start

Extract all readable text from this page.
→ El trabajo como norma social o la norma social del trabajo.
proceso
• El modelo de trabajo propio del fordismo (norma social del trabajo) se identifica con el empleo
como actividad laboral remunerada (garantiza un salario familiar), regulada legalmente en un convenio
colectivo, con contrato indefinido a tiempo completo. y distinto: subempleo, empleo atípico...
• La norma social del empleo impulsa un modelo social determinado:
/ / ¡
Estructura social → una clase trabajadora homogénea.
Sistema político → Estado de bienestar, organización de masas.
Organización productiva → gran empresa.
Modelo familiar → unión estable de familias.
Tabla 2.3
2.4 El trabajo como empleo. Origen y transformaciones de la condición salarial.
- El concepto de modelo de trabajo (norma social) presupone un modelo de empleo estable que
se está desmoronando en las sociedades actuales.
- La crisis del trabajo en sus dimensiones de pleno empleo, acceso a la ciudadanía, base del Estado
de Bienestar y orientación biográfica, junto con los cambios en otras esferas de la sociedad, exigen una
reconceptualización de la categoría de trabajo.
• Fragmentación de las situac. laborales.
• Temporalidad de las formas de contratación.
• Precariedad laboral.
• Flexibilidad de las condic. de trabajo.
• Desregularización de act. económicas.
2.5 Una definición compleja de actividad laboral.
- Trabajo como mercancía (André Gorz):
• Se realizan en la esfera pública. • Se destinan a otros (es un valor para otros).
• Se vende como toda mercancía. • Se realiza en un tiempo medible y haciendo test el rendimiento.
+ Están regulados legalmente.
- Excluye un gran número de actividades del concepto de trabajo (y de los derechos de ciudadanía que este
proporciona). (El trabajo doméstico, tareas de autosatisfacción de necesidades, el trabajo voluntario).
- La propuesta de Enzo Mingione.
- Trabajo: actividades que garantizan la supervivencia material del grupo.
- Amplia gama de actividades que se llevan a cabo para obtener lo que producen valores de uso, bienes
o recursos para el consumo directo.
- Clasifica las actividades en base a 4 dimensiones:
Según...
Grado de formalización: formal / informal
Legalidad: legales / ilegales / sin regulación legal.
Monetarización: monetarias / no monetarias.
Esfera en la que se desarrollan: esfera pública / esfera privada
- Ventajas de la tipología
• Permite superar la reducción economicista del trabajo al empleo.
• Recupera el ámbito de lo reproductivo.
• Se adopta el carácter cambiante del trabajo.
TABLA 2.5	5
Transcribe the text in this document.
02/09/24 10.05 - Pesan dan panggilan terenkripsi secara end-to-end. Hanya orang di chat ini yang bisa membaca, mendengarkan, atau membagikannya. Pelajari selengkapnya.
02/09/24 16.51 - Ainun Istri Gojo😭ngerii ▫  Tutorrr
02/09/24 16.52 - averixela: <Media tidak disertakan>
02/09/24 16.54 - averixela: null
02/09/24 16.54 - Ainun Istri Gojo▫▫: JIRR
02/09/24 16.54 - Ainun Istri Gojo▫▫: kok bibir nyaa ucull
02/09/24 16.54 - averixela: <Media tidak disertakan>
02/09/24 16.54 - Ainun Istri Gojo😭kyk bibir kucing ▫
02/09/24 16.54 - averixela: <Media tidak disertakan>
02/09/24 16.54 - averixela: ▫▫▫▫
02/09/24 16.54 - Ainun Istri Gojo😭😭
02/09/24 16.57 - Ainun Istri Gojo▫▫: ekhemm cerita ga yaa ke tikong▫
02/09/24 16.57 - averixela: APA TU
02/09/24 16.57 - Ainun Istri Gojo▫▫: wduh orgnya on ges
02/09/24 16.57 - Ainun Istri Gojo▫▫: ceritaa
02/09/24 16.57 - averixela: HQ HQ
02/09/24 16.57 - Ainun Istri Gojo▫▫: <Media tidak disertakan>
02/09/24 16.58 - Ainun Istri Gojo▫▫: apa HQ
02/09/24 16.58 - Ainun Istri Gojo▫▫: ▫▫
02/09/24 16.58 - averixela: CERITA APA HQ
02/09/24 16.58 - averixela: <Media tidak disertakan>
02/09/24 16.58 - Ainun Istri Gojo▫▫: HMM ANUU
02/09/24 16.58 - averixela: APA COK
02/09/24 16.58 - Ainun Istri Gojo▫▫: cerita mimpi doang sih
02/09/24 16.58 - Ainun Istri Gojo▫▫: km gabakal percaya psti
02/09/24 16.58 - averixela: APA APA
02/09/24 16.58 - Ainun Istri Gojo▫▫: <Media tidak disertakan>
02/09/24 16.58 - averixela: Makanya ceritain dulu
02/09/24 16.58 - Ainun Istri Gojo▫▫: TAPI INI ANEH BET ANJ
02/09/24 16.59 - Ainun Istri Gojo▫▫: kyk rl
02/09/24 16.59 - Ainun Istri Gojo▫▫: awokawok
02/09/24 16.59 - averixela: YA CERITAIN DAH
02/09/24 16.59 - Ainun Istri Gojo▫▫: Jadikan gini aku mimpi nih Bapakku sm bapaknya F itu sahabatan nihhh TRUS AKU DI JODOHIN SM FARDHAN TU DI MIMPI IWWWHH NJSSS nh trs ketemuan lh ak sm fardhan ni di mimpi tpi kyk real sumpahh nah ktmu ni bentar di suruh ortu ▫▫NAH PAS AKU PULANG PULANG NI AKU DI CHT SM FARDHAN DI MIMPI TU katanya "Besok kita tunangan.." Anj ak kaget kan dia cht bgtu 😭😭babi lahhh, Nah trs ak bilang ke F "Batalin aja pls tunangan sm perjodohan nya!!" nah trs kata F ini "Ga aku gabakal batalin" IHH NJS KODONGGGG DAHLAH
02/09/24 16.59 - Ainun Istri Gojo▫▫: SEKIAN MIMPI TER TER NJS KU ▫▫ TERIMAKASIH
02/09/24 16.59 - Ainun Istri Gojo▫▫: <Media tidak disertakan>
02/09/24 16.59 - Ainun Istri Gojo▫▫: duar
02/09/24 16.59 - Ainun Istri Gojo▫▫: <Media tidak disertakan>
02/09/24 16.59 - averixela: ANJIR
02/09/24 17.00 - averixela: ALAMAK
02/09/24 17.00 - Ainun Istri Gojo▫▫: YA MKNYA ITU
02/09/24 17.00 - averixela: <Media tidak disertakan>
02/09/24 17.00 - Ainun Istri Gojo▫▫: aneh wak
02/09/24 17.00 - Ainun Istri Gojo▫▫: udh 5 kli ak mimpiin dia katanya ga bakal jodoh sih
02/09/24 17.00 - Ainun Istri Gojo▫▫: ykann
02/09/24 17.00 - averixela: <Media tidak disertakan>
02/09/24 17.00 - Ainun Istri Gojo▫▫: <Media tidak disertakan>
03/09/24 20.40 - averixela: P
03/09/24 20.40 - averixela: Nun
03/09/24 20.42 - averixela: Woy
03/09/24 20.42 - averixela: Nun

end

» Task directions
Select every line of the records holding the string "katanya".

» Reply to the task
02/09/24 16.59 - Ainun Istri Gojo▫▫: Jadikan gini aku mimpi nih Bapakku sm bapaknya F itu sahabatan nihhh TRUS AKU DI JODOHIN SM FARDHAN TU DI MIMPI IWWWHH NJSSS nh trs ketemuan lh ak sm fardhan ni di mimpi tpi kyk real sumpahh nah ktmu ni bentar di suruh ortu ▫▫NAH PAS AKU PULANG PULANG NI AKU DI CHT SM FARDHAN DI MIMPI TU katanya "Besok kita tunangan.." Anj ak kaget kan dia cht bgtu 😭😭babi lahhh, Nah trs ak bilang ke F "Batalin aja pls tunangan sm perjodohan nya!!" nah trs kata F ini "Ga aku gabakal batalin" IHH NJS KODONGGGG DAHLAH
02/09/24 17.00 - Ainun Istri Gojo▫▫: udh 5 kli ak mimpiin dia katanya ga bakal jodoh sih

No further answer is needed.